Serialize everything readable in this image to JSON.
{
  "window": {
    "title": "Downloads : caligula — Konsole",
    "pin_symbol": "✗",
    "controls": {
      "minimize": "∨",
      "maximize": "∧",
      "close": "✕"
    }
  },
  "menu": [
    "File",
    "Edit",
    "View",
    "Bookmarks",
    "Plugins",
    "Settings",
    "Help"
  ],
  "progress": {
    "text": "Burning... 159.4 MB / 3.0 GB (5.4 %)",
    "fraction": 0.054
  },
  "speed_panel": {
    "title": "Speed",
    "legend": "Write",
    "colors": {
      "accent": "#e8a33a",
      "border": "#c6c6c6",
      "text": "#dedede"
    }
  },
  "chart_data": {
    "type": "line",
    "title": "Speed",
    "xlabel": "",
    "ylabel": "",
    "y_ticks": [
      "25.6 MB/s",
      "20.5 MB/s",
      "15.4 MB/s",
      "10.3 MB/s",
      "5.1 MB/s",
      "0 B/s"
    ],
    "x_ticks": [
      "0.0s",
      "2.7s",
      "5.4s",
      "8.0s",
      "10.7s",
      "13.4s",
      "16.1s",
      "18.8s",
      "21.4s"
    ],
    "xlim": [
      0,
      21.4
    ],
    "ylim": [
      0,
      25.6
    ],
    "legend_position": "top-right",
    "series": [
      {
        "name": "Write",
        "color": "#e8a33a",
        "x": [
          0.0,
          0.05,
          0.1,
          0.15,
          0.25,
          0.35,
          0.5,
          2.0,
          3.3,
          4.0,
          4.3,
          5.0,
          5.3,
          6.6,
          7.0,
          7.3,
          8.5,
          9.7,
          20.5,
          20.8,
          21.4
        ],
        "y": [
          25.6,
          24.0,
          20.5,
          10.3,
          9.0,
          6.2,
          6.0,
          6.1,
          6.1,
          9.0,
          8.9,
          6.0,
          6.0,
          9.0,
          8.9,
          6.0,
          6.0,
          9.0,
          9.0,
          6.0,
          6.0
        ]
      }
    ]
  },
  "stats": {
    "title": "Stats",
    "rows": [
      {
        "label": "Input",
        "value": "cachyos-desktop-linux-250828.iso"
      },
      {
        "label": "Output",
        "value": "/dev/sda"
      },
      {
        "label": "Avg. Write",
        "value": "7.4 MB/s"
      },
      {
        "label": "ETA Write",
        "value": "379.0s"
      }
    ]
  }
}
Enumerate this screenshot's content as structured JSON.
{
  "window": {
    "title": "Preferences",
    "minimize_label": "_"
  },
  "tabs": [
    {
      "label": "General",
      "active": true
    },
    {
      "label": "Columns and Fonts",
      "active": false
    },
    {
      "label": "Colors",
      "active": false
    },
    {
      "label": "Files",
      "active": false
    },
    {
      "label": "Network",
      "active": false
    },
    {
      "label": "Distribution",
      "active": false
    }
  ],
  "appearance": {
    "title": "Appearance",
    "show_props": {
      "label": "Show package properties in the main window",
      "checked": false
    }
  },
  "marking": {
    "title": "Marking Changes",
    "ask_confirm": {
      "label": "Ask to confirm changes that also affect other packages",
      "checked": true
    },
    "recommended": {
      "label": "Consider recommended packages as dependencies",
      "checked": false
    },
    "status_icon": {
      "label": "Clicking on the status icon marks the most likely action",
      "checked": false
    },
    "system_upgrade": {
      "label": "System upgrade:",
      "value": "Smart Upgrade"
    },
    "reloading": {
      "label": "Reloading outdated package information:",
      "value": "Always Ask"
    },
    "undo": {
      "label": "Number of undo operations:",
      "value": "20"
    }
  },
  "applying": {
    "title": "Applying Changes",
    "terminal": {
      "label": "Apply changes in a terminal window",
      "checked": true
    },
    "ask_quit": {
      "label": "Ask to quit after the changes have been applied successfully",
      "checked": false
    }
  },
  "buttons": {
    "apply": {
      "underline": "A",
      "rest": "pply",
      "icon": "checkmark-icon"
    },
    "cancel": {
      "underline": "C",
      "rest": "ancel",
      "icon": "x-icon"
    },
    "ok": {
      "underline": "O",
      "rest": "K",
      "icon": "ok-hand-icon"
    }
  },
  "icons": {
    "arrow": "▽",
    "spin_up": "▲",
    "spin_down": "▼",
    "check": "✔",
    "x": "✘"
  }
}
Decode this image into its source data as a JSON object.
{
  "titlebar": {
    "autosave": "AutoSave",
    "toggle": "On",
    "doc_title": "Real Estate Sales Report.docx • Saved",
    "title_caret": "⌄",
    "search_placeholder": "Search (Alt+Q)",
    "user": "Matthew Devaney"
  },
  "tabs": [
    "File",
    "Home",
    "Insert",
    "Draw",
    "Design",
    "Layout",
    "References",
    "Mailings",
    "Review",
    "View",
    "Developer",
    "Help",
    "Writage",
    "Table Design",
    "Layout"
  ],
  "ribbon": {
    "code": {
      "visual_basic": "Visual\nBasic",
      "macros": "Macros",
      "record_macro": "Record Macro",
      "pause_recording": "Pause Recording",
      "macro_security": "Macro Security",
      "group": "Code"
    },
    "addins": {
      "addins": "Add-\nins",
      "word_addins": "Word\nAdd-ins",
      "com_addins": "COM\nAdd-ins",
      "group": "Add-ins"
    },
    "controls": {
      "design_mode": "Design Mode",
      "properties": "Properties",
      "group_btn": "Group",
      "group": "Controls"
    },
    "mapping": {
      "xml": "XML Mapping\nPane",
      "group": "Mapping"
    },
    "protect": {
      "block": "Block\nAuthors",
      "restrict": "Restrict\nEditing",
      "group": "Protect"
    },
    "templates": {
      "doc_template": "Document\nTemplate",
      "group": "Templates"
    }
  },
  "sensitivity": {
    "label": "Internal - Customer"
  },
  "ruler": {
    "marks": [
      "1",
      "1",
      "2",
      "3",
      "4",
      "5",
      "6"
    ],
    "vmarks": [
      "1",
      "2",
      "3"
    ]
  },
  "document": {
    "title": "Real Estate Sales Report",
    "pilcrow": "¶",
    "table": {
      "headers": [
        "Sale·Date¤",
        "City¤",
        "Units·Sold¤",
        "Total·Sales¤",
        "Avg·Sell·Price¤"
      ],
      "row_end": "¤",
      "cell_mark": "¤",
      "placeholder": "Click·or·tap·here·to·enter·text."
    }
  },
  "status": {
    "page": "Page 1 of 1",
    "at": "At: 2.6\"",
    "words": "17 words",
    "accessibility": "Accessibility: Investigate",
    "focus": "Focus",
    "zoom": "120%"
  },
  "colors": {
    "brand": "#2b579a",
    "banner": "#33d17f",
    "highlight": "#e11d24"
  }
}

⁂

- [Instruction] Take the entries above and transcribe them exactly.

- [Task solution]
Serialize everything readable in this image to JSON.
{
  "window": {
    "title": "Downloads : caligula — Konsole",
    "pin_symbol": "✗",
    "controls": {
      "minimize": "∨",
      "maximize": "∧",
      "close": "✕"
    }
  },
  "menu": [
    "File",
    "Edit",
    "View",
    "Bookmarks",
    "Plugins",
    "Settings",
    "Help"
  ],
  "progress": {
    "text": "Burning... 159.4 MB / 3.0 GB (5.4 %)",
    "fraction": 0.054
  },
  "speed_panel": {
    "title": "Speed",
    "legend": "Write",
    "colors": {
      "accent": "#e8a33a",
      "border": "#c6c6c6",
      "text": "#dedede"
    }
  },
  "chart_data": {
    "type": "line",
    "title": "Speed",
    "xlabel": "",
    "ylabel": "",
    "y_ticks": [
      "25.6 MB/s",
      "20.5 MB/s",
      "15.4 MB/s",
      "10.3 MB/s",
      "5.1 MB/s",
      "0 B/s"
    ],
    "x_ticks": [
      "0.0s",
      "2.7s",
      "5.4s",
      "8.0s",
      "10.7s",
      "13.4s",
      "16.1s",
      "18.8s",
      "21.4s"
    ],
    "xlim": [
      0,
      21.4
    ],
    "ylim": [
      0,
      25.6
    ],
    "legend_position": "top-right",
    "series": [
      {
        "name": "Write",
        "color": "#e8a33a",
        "x": [
          0.0,
          0.05,
          0.1,
          0.15,
          0.25,
          0.35,
          0.5,
          2.0,
          3.3,
          4.0,
          4.3,
          5.0,
          5.3,
          6.6,
          7.0,
          7.3,
          8.5,
          9.7,
          20.5,
          20.8,
          21.4
        ],
        "y": [
          25.6,
          24.0,
          20.5,
          10.3,
          9.0,
          6.2,
          6.0,
          6.1,
          6.1,
          9.0,
          8.9,
          6.0,
          6.0,
          9.0,
          8.9,
          6.0,
          6.0,
          9.0,
          9.0,
          6.0,
          6.0
        ]
      }
    ]
  },
  "stats": {
    "title": "Stats",
    "rows": [
      {
        "label": "Input",
        "value": "cachyos-desktop-linux-250828.iso"
      },
      {
        "label": "Output",
        "value": "/dev/sda"
      },
      {
        "label": "Avg. Write",
        "value": "7.4 MB/s"
      },
      {
        "label": "ETA Write",
        "value": "379.0s"
      }
    ]
  }
}
Enumerate this screenshot's content as structured JSON.
{
  "window": {
    "title": "Preferences",
    "minimize_label": "_"
  },
  "tabs": [
    {
      "label": "General",
      "active": true
    },
    {
      "label": "Columns and Fonts",
      "active": false
    },
    {
      "label": "Colors",
      "active": false
    },
    {
      "label": "Files",
      "active": false
    },
    {
      "label": "Network",
      "active": false
    },
    {
      "label": "Distribution",
      "active": false
    }
  ],
  "appearance": {
    "title": "Appearance",
    "show_props": {
      "label": "Show package properties in the main window",
      "checked": false
    }
  },
  "marking": {
    "title": "Marking Changes",
    "ask_confirm": {
      "label": "Ask to confirm changes that also affect other packages",
      "checked": true
    },
    "recommended": {
      "label": "Consider recommended packages as dependencies",
      "checked": false
    },
    "status_icon": {
      "label": "Clicking on the status icon marks the most likely action",
      "checked": false
    },
    "system_upgrade": {
      "label": "System upgrade:",
      "value": "Smart Upgrade"
    },
    "reloading": {
      "label": "Reloading outdated package information:",
      "value": "Always Ask"
    },
    "undo": {
      "label": "Number of undo operations:",
      "value": "20"
    }
  },
  "applying": {
    "title": "Applying Changes",
    "terminal": {
      "label": "Apply changes in a terminal window",
      "checked": true
    },
    "ask_quit": {
      "label": "Ask to quit after the changes have been applied successfully",
      "checked": false
    }
  },
  "buttons": {
    "apply": {
      "underline": "A",
      "rest": "pply",
      "icon": "checkmark-icon"
    },
    "cancel": {
      "underline": "C",
      "rest": "ancel",
      "icon": "x-icon"
    },
    "ok": {
      "underline": "O",
      "rest": "K",
      "icon": "ok-hand-icon"
    }
  },
  "icons": {
    "arrow": "▽",
    "spin_up": "▲",
    "spin_down": "▼",
    "check": "✔",
    "x": "✘"
  }
}
Decode this image into its source data as a JSON object.
{
  "titlebar": {
    "autosave": "AutoSave",
    "toggle": "On",
    "doc_title": "Real Estate Sales Report.docx • Saved",
    "title_caret": "⌄",
    "search_placeholder": "Search (Alt+Q)",
    "user": "Matthew Devaney"
  },
  "tabs": [
    "File",
    "Home",
    "Insert",
    "Draw",
    "Design",
    "Layout",
    "References",
    "Mailings",
    "Review",
    "View",
    "Developer",
    "Help",
    "Writage",
    "Table Design",
    "Layout"
  ],
  "ribbon": {
    "code": {
      "visual_basic": "Visual\nBasic",
      "macros": "Macros",
      "record_macro": "Record Macro",
      "pause_recording": "Pause Recording",
      "macro_security": "Macro Security",
      "group": "Code"
    },
    "addins": {
      "addins": "Add-\nins",
      "word_addins": "Word\nAdd-ins",
      "com_addins": "COM\nAdd-ins",
      "group": "Add-ins"
    },
    "controls": {
      "design_mode": "Design Mode",
      "properties": "Properties",
      "group_btn": "Group",
      "group": "Controls"
    },
    "mapping": {
      "xml": "XML Mapping\nPane",
      "group": "Mapping"
    },
    "protect": {
      "block": "Block\nAuthors",
      "restrict": "Restrict\nEditing",
      "group": "Protect"
    },
    "templates": {
      "doc_template": "Document\nTemplate",
      "group": "Templates"
    }
  },
  "sensitivity": {
    "label": "Internal - Customer"
  },
  "ruler": {
    "marks": [
      "1",
      "1",
      "2",
      "3",
      "4",
      "5",
      "6"
    ],
    "vmarks": [
      "1",
      "2",
      "3"
    ]
  },
  "document": {
    "title": "Real Estate Sales Report",
    "pilcrow": "¶",
    "table": {
      "headers": [
        "Sale·Date¤",
        "City¤",
        "Units·Sold¤",
        "Total·Sales¤",
        "Avg·Sell·Price¤"
      ],
      "row_end": "¤",
      "cell_mark": "¤",
      "placeholder": "Click·or·tap·here·to·enter·text."
    }
  },
  "status": {
    "page": "Page 1 of 1",
    "at": "At: 2.6\"",
    "words": "17 words",
    "accessibility": "Accessibility: Investigate",
    "focus": "Focus",
    "zoom": "120%"
  },
  "colors": {
    "brand": "#2b579a",
    "banner": "#33d17f",
    "highlight": "#e11d24"
  }
}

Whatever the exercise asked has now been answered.